-- Written problem --
Please copy out every line of the entries below character for character, leaving out the pictures.

-- Records --
━━━

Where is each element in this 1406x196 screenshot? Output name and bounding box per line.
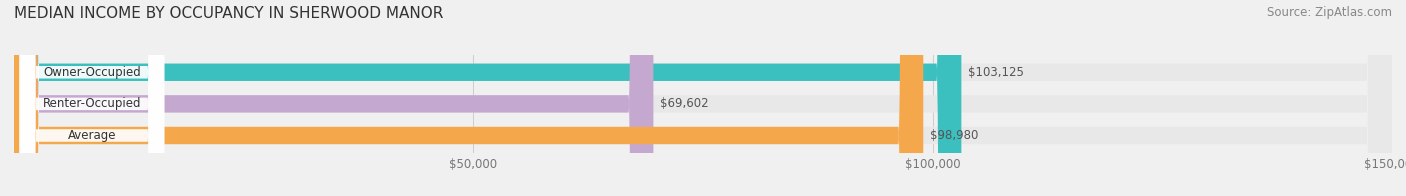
FancyBboxPatch shape <box>20 0 165 196</box>
FancyBboxPatch shape <box>20 0 165 196</box>
FancyBboxPatch shape <box>14 0 962 196</box>
FancyBboxPatch shape <box>14 0 654 196</box>
FancyBboxPatch shape <box>14 0 1392 196</box>
Text: Owner-Occupied: Owner-Occupied <box>44 66 141 79</box>
Text: Renter-Occupied: Renter-Occupied <box>42 97 141 110</box>
Text: $98,980: $98,980 <box>931 129 979 142</box>
Text: $69,602: $69,602 <box>661 97 709 110</box>
FancyBboxPatch shape <box>14 0 1392 196</box>
Text: Average: Average <box>67 129 117 142</box>
Text: $103,125: $103,125 <box>969 66 1024 79</box>
FancyBboxPatch shape <box>14 0 1392 196</box>
FancyBboxPatch shape <box>14 0 924 196</box>
Text: Source: ZipAtlas.com: Source: ZipAtlas.com <box>1267 6 1392 19</box>
Text: MEDIAN INCOME BY OCCUPANCY IN SHERWOOD MANOR: MEDIAN INCOME BY OCCUPANCY IN SHERWOOD M… <box>14 6 443 21</box>
FancyBboxPatch shape <box>20 0 165 196</box>
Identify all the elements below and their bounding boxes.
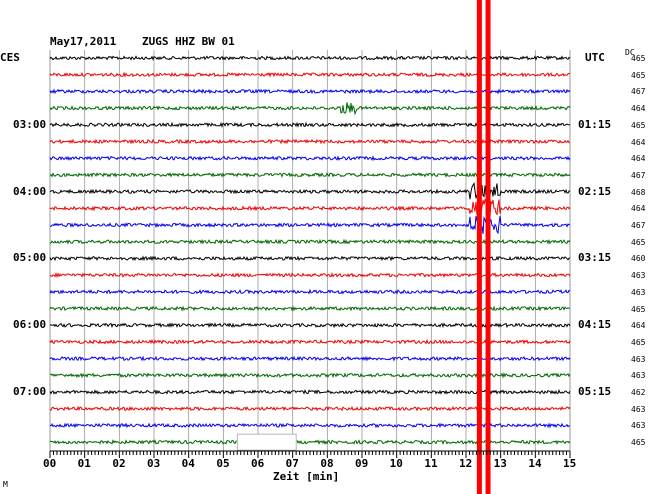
dc-offset-label: DC: [625, 48, 635, 57]
x-tick-label: 14: [528, 457, 542, 470]
dc-value: 463: [631, 421, 646, 431]
trace-19: [49, 372, 571, 379]
utc-time-label: 02:15: [578, 184, 612, 198]
dc-value: 467: [631, 221, 646, 230]
trace-5: [49, 138, 571, 145]
local-time-label: 07:00: [13, 385, 47, 398]
minute-gridlines: [49, 50, 571, 451]
x-tick-label: 12: [459, 457, 473, 470]
record-date: May17,2011: [50, 35, 117, 48]
x-tick-label: 08: [320, 457, 334, 470]
trace-13: [49, 272, 571, 279]
station-code: ZUGS HHZ BW 01: [142, 35, 235, 48]
dc-value: 464: [631, 137, 646, 147]
dc-value: 464: [631, 321, 646, 331]
x-tick-label: 00: [43, 457, 57, 470]
trace-23: [49, 439, 571, 446]
dc-value: 464: [631, 204, 646, 214]
trace-21: [49, 405, 571, 412]
dc-value: 463: [631, 371, 646, 381]
dc-value: 468: [631, 187, 646, 197]
trace-2: [49, 88, 571, 95]
dc-value: 460: [631, 254, 646, 264]
x-tick-label: 03: [147, 457, 161, 470]
trace-18: [49, 355, 571, 362]
x-tick-label: 01: [77, 457, 91, 470]
utc-time-label: 01:15: [578, 117, 612, 131]
trace-15: [49, 305, 571, 312]
x-tick-label: 15: [563, 457, 577, 470]
utc-time-label: 03:15: [578, 251, 612, 265]
event-markers: [476, 0, 491, 494]
trace-20: [49, 389, 571, 395]
trace-14: [49, 288, 571, 295]
dc-value: 465: [631, 304, 646, 314]
x-axis: [49, 450, 571, 458]
trace-1: [49, 71, 570, 78]
local-time-label: 05:00: [13, 251, 47, 265]
x-tick-label: 05: [216, 457, 230, 470]
x-tick-label: 02: [112, 457, 126, 470]
dc-value: 465: [631, 120, 646, 130]
x-tick-label: 04: [181, 457, 195, 470]
trace-12: [49, 255, 570, 262]
x-tick-label: 07: [285, 457, 299, 470]
dc-value: 467: [631, 170, 646, 180]
x-tick-label: 10: [389, 457, 403, 470]
left-timezone-label: CES: [0, 51, 20, 64]
event-marker-1: [485, 0, 491, 494]
trace-8: [49, 182, 571, 200]
x-tick-label: 06: [251, 457, 265, 470]
x-tick-label: 11: [424, 457, 438, 470]
x-tick-label: 13: [493, 457, 507, 470]
dc-value: 463: [631, 354, 646, 364]
trace-10: [50, 215, 571, 235]
trace-6: [49, 155, 571, 162]
dc-value: 463: [631, 404, 646, 414]
trace-0: [49, 55, 571, 61]
local-time-label: 04:00: [13, 184, 47, 198]
trace-16: [49, 322, 571, 329]
trace-9: [49, 198, 571, 218]
data-gap-box: [236, 433, 297, 451]
dc-value: 464: [631, 104, 646, 114]
dc-value: 463: [631, 287, 646, 297]
local-time-label: 06:00: [13, 318, 47, 332]
trace-17: [49, 338, 571, 345]
dc-value: 465: [631, 70, 646, 80]
x-tick-label: 09: [355, 457, 369, 470]
trace-3: [49, 102, 571, 116]
right-timezone-label: UTC: [585, 51, 605, 64]
dc-value: 465: [631, 237, 646, 247]
dc-value: 464: [631, 154, 646, 164]
utc-time-label: 05:15: [578, 385, 612, 398]
trace-7: [49, 171, 571, 178]
footer-mark: M: [3, 480, 8, 489]
utc-time-label: 04:15: [578, 318, 612, 332]
trace-4: [49, 121, 571, 128]
event-marker-0: [476, 0, 482, 494]
local-time-label: 03:00: [13, 117, 47, 131]
x-axis-label: Zeit [min]: [273, 470, 340, 483]
dc-value: 467: [631, 87, 646, 97]
dc-value: 465: [631, 438, 646, 448]
trace-22: [49, 422, 571, 429]
dc-value: 463: [631, 271, 646, 281]
seismic-traces: [49, 55, 571, 451]
dc-value: 465: [631, 54, 646, 63]
trace-11: [49, 238, 571, 245]
dc-value: 462: [631, 388, 646, 397]
dc-value: 465: [631, 337, 646, 347]
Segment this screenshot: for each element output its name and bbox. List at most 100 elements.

━━━

-- Solved exercise --
Where is each element in this 1406x196 screenshot? Output name and bounding box per line.
FancyBboxPatch shape <box>20 0 165 196</box>
FancyBboxPatch shape <box>20 0 165 196</box>
FancyBboxPatch shape <box>14 0 962 196</box>
FancyBboxPatch shape <box>14 0 654 196</box>
FancyBboxPatch shape <box>14 0 1392 196</box>
Text: Owner-Occupied: Owner-Occupied <box>44 66 141 79</box>
Text: Renter-Occupied: Renter-Occupied <box>42 97 141 110</box>
Text: $98,980: $98,980 <box>931 129 979 142</box>
Text: $69,602: $69,602 <box>661 97 709 110</box>
FancyBboxPatch shape <box>14 0 1392 196</box>
Text: Average: Average <box>67 129 117 142</box>
Text: $103,125: $103,125 <box>969 66 1024 79</box>
FancyBboxPatch shape <box>14 0 1392 196</box>
FancyBboxPatch shape <box>14 0 924 196</box>
Text: Source: ZipAtlas.com: Source: ZipAtlas.com <box>1267 6 1392 19</box>
Text: MEDIAN INCOME BY OCCUPANCY IN SHERWOOD MANOR: MEDIAN INCOME BY OCCUPANCY IN SHERWOOD M… <box>14 6 443 21</box>
FancyBboxPatch shape <box>20 0 165 196</box>
Identify all the elements below and their bounding boxes.
dc-offset-label: DC: [625, 48, 635, 57]
x-tick-label: 14: [528, 457, 542, 470]
dc-value: 463: [631, 421, 646, 431]
trace-19: [49, 372, 571, 379]
utc-time-label: 02:15: [578, 184, 612, 198]
dc-value: 467: [631, 221, 646, 230]
trace-5: [49, 138, 571, 145]
local-time-label: 07:00: [13, 385, 47, 398]
minute-gridlines: [49, 50, 571, 451]
x-tick-label: 12: [459, 457, 473, 470]
record-date: May17,2011: [50, 35, 117, 48]
x-tick-label: 08: [320, 457, 334, 470]
trace-13: [49, 272, 571, 279]
station-code: ZUGS HHZ BW 01: [142, 35, 235, 48]
dc-value: 464: [631, 137, 646, 147]
dc-value: 464: [631, 321, 646, 331]
x-tick-label: 00: [43, 457, 57, 470]
trace-23: [49, 439, 571, 446]
dc-value: 464: [631, 204, 646, 214]
trace-21: [49, 405, 571, 412]
dc-value: 463: [631, 371, 646, 381]
dc-value: 468: [631, 187, 646, 197]
trace-2: [49, 88, 571, 95]
dc-value: 460: [631, 254, 646, 264]
x-tick-label: 03: [147, 457, 161, 470]
trace-18: [49, 355, 571, 362]
x-tick-label: 01: [77, 457, 91, 470]
utc-time-label: 01:15: [578, 117, 612, 131]
trace-15: [49, 305, 571, 312]
x-tick-label: 15: [563, 457, 577, 470]
utc-time-label: 03:15: [578, 251, 612, 265]
event-markers: [476, 0, 491, 494]
trace-20: [49, 389, 571, 395]
trace-14: [49, 288, 571, 295]
dc-value: 465: [631, 304, 646, 314]
x-axis: [49, 450, 571, 458]
trace-1: [49, 71, 570, 78]
local-time-label: 05:00: [13, 251, 47, 265]
x-tick-label: 05: [216, 457, 230, 470]
x-tick-label: 02: [112, 457, 126, 470]
dc-value: 465: [631, 120, 646, 130]
x-tick-label: 04: [181, 457, 195, 470]
trace-12: [49, 255, 570, 262]
x-tick-label: 07: [285, 457, 299, 470]
dc-value: 467: [631, 170, 646, 180]
x-tick-label: 10: [389, 457, 403, 470]
left-timezone-label: CES: [0, 51, 20, 64]
event-marker-1: [485, 0, 491, 494]
trace-8: [49, 182, 571, 200]
x-tick-label: 06: [251, 457, 265, 470]
x-tick-label: 11: [424, 457, 438, 470]
x-tick-label: 13: [493, 457, 507, 470]
dc-value: 463: [631, 354, 646, 364]
trace-10: [50, 215, 571, 235]
trace-6: [49, 155, 571, 162]
dc-value: 463: [631, 404, 646, 414]
trace-0: [49, 55, 571, 61]
local-time-label: 04:00: [13, 184, 47, 198]
trace-16: [49, 322, 571, 329]
trace-9: [49, 198, 571, 218]
data-gap-box: [236, 433, 297, 451]
dc-value: 464: [631, 104, 646, 114]
dc-value: 463: [631, 287, 646, 297]
local-time-label: 06:00: [13, 318, 47, 332]
trace-17: [49, 338, 571, 345]
dc-value: 465: [631, 70, 646, 80]
x-tick-label: 09: [355, 457, 369, 470]
trace-3: [49, 102, 571, 116]
right-timezone-label: UTC: [585, 51, 605, 64]
dc-value: 465: [631, 237, 646, 247]
dc-value: 464: [631, 154, 646, 164]
utc-time-label: 05:15: [578, 385, 612, 398]
trace-7: [49, 171, 571, 178]
footer-mark: M: [3, 480, 8, 489]
utc-time-label: 04:15: [578, 318, 612, 332]
trace-4: [49, 121, 571, 128]
event-marker-0: [476, 0, 482, 494]
local-time-label: 03:00: [13, 117, 47, 131]
x-axis-label: Zeit [min]: [273, 470, 340, 483]
dc-value: 467: [631, 87, 646, 97]
dc-value: 465: [631, 438, 646, 448]
trace-22: [49, 422, 571, 429]
dc-value: 463: [631, 271, 646, 281]
seismic-traces: [49, 55, 571, 451]
dc-value: 465: [631, 54, 646, 63]
trace-11: [49, 238, 571, 245]
dc-value: 462: [631, 388, 646, 397]
dc-value: 465: [631, 337, 646, 347]
Segment this screenshot: for each element output its name and bbox. List at most 100 elements.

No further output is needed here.